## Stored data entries
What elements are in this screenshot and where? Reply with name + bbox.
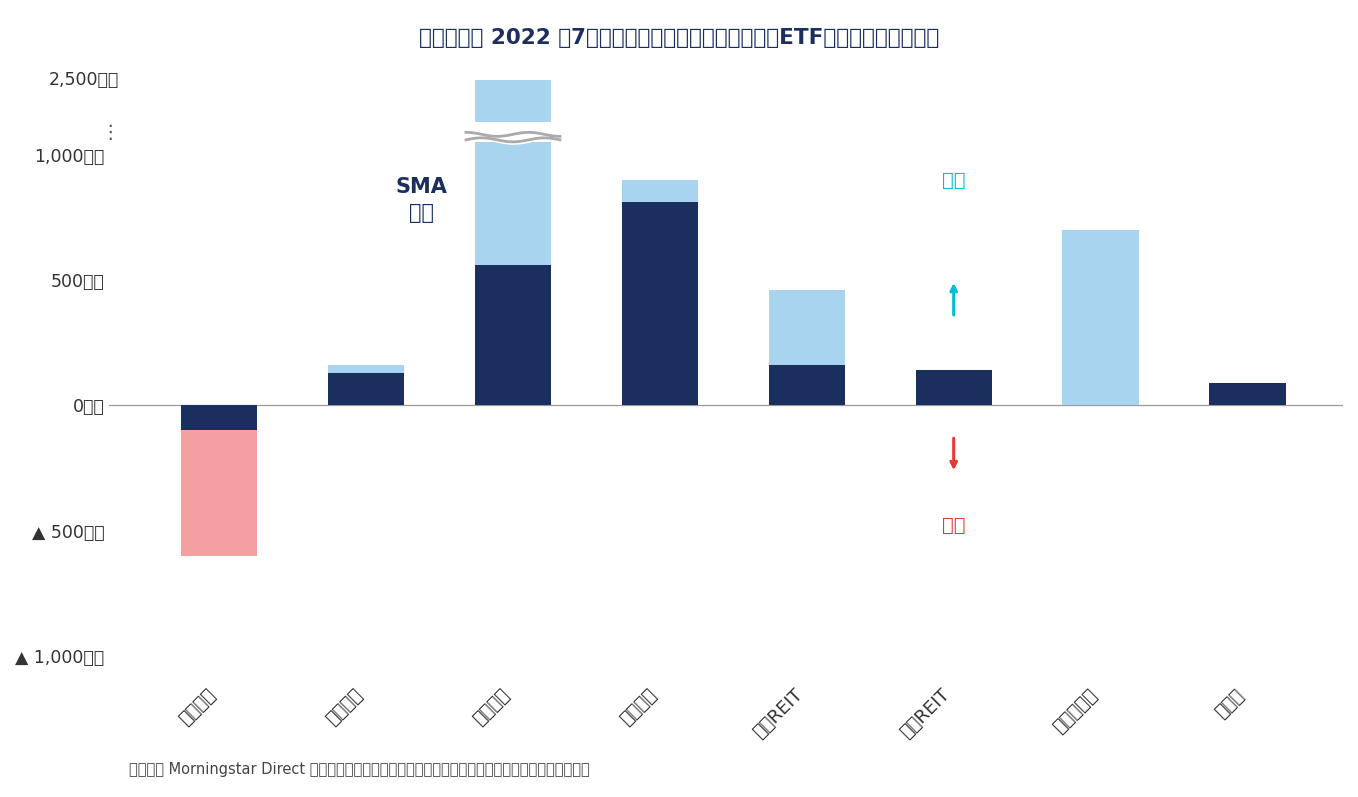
Bar <box>475 80 551 122</box>
Bar <box>327 365 405 406</box>
Bar <box>475 143 551 406</box>
Bar <box>622 202 698 406</box>
Text: 【図表１】 2022 年7月の日本籍追加型株式投信（除くETF）の推計資金流出入: 【図表１】 2022 年7月の日本籍追加型株式投信（除くETF）の推計資金流出入 <box>418 28 940 48</box>
Text: ⋮: ⋮ <box>99 123 120 142</box>
Bar <box>327 373 405 406</box>
Text: SMA
専用: SMA 専用 <box>397 177 448 223</box>
Bar <box>1210 383 1286 406</box>
Bar <box>475 265 551 406</box>
Bar <box>915 371 991 406</box>
Text: （資料） Morningstar Direct より作成。各資産クラスはイボットソン分類を用いてファンドを分類。: （資料） Morningstar Direct より作成。各資産クラスはイボット… <box>129 762 589 777</box>
Bar <box>769 290 845 406</box>
Bar <box>769 365 845 406</box>
Bar <box>1210 383 1286 406</box>
Text: 流出: 流出 <box>942 516 966 535</box>
Bar <box>1062 230 1139 406</box>
Bar <box>622 180 698 406</box>
Bar <box>181 406 258 430</box>
Bar <box>181 406 258 556</box>
Text: 流入: 流入 <box>942 171 966 190</box>
Text: 2,500億円: 2,500億円 <box>49 71 120 88</box>
Bar <box>915 371 991 406</box>
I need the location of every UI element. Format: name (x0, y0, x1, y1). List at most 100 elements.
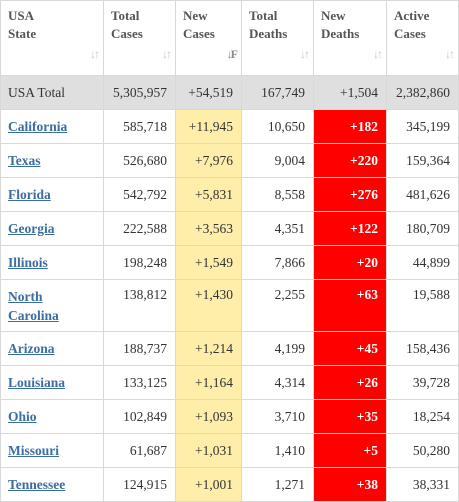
total-row: USA Total 5,305,957 +54,519 167,749 +1,5… (0, 75, 459, 110)
new-cases-cell: +1,430 (175, 279, 242, 332)
table-row: Texas 526,680 +7,976 9,004 +220 159,364 (0, 143, 459, 178)
column-header-label-line2: State (8, 26, 37, 41)
active-cases-cell: 159,364 (386, 143, 459, 178)
sort-arrows-icon[interactable]: ↓↑ (445, 47, 455, 61)
column-header-label-line1: USA (8, 8, 35, 23)
new-deaths-cell: +182 (313, 109, 387, 144)
table-row: Georgia 222,588 +3,563 4,351 +122 180,709 (0, 211, 459, 246)
active-cases-cell: 18,254 (386, 399, 459, 434)
total-deaths-cell: 9,004 (241, 143, 314, 178)
sort-arrows-icon[interactable]: ↓↑ (300, 47, 310, 61)
state-cell: Missouri (0, 433, 104, 468)
column-header-new-deaths[interactable]: New Deaths ↓↑ (313, 0, 387, 76)
new-deaths-cell: +38 (313, 467, 387, 502)
total-deaths-cell: 1,271 (241, 467, 314, 502)
new-deaths-cell: +276 (313, 177, 387, 212)
active-cases-cell: 38,331 (386, 467, 459, 502)
state-link[interactable]: Florida (8, 186, 51, 202)
total-deaths-cell: 4,351 (241, 211, 314, 246)
state-link[interactable]: Ohio (8, 408, 37, 424)
new-deaths-cell: +122 (313, 211, 387, 246)
total-cases-cell: 124,915 (103, 467, 176, 502)
active-cases-cell: 481,626 (386, 177, 459, 212)
new-deaths-cell: +35 (313, 399, 387, 434)
state-cell: Georgia (0, 211, 104, 246)
state-link[interactable]: Tennessee (8, 476, 66, 492)
state-cell: Arizona (0, 331, 104, 366)
new-cases-cell: +1,093 (175, 399, 242, 434)
table-row: Tennessee 124,915 +1,001 1,271 +38 38,331 (0, 467, 459, 502)
total-deaths-cell: 10,650 (241, 109, 314, 144)
table-row: Missouri 61,687 +1,031 1,410 +5 50,280 (0, 433, 459, 468)
new-cases-cell: +1,001 (175, 467, 242, 502)
column-header-label-line1: Total (249, 8, 278, 23)
state-cell: Florida (0, 177, 104, 212)
total-row-active-cases: 2,382,860 (386, 75, 459, 110)
column-header-total-deaths[interactable]: Total Deaths ↓↑ (241, 0, 314, 76)
new-cases-cell: +3,563 (175, 211, 242, 246)
new-cases-cell: +1,214 (175, 331, 242, 366)
sort-arrows-icon[interactable]: ↓↑ (90, 47, 100, 61)
state-link[interactable]: Missouri (8, 442, 60, 458)
table-row: Illinois 198,248 +1,549 7,866 +20 44,899 (0, 245, 459, 280)
state-cell: Tennessee (0, 467, 104, 502)
state-link[interactable]: California (8, 118, 68, 134)
state-cell: Texas (0, 143, 104, 178)
table-row: Florida 542,792 +5,831 8,558 +276 481,626 (0, 177, 459, 212)
state-link[interactable]: Arizona (8, 340, 55, 356)
sort-arrows-icon[interactable]: ↓↑ (373, 47, 383, 61)
new-cases-cell: +1,549 (175, 245, 242, 280)
column-header-label-line1: Active (394, 8, 430, 23)
total-deaths-cell: 3,710 (241, 399, 314, 434)
sort-desc-icon[interactable]: ↓F (226, 47, 238, 61)
total-cases-cell: 138,812 (103, 279, 176, 332)
header-row: USA State ↓↑ Total Cases ↓↑ New Cases ↓F To… (0, 0, 459, 76)
total-cases-cell: 198,248 (103, 245, 176, 280)
state-cell: California (0, 109, 104, 144)
total-cases-cell: 526,680 (103, 143, 176, 178)
total-cases-cell: 188,737 (103, 331, 176, 366)
table-row: North Carolina 138,812 +1,430 2,255 +63 19,58… (0, 279, 459, 332)
total-row-new-deaths: +1,504 (313, 75, 387, 110)
state-link[interactable]: Illinois (8, 254, 48, 270)
state-link[interactable]: Louisiana (8, 374, 66, 390)
column-header-label-line2: Cases (111, 26, 143, 41)
total-cases-cell: 542,792 (103, 177, 176, 212)
total-cases-cell: 102,849 (103, 399, 176, 434)
active-cases-cell: 19,588 (386, 279, 459, 332)
table-row: Arizona 188,737 +1,214 4,199 +45 158,436 (0, 331, 459, 366)
new-deaths-cell: +45 (313, 331, 387, 366)
new-deaths-cell: +26 (313, 365, 387, 400)
column-header-label-line1: New (183, 8, 208, 23)
column-header-label-line2: Cases (394, 26, 426, 41)
new-deaths-cell: +5 (313, 433, 387, 468)
state-cell: North Carolina (0, 279, 104, 332)
state-cell: Ohio (0, 399, 104, 434)
total-row-new-cases: +54,519 (175, 75, 242, 110)
new-cases-cell: +1,031 (175, 433, 242, 468)
new-deaths-cell: +63 (313, 279, 387, 332)
total-row-state: USA Total (0, 75, 104, 110)
total-row-total-deaths: 167,749 (241, 75, 314, 110)
total-deaths-cell: 1,410 (241, 433, 314, 468)
column-header-usa-state[interactable]: USA State ↓↑ (0, 0, 104, 76)
column-header-label-line2: Cases (183, 26, 215, 41)
total-cases-cell: 61,687 (103, 433, 176, 468)
new-cases-cell: +7,976 (175, 143, 242, 178)
active-cases-cell: 39,728 (386, 365, 459, 400)
column-header-label-line1: Total (111, 8, 140, 23)
new-cases-cell: +1,164 (175, 365, 242, 400)
sort-arrows-icon[interactable]: ↓↑ (162, 47, 172, 61)
total-cases-cell: 222,588 (103, 211, 176, 246)
column-header-new-cases[interactable]: New Cases ↓F (175, 0, 242, 76)
column-header-active-cases[interactable]: Active Cases ↓↑ (386, 0, 459, 76)
total-deaths-cell: 4,314 (241, 365, 314, 400)
column-header-total-cases[interactable]: Total Cases ↓↑ (103, 0, 176, 76)
table-row: California 585,718 +11,945 10,650 +182 345,19… (0, 109, 459, 144)
state-link[interactable]: North Carolina (8, 289, 59, 323)
active-cases-cell: 50,280 (386, 433, 459, 468)
state-link[interactable]: Georgia (8, 220, 55, 236)
state-link[interactable]: Texas (8, 152, 41, 168)
total-deaths-cell: 7,866 (241, 245, 314, 280)
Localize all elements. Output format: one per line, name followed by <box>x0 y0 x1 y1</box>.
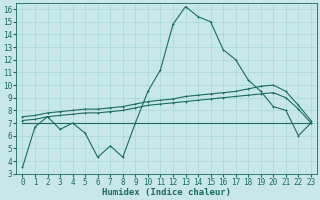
X-axis label: Humidex (Indice chaleur): Humidex (Indice chaleur) <box>102 188 231 197</box>
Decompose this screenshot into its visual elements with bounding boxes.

## Task description
Reproduce the lines of the listing from the one containing "X-axis label: Humidex" through the end of the listing, both ends included.

## Exercise result
X-axis label: Humidex (Indice chaleur): Humidex (Indice chaleur) <box>102 188 231 197</box>
Decompose this screenshot into its visual elements with bounding boxes.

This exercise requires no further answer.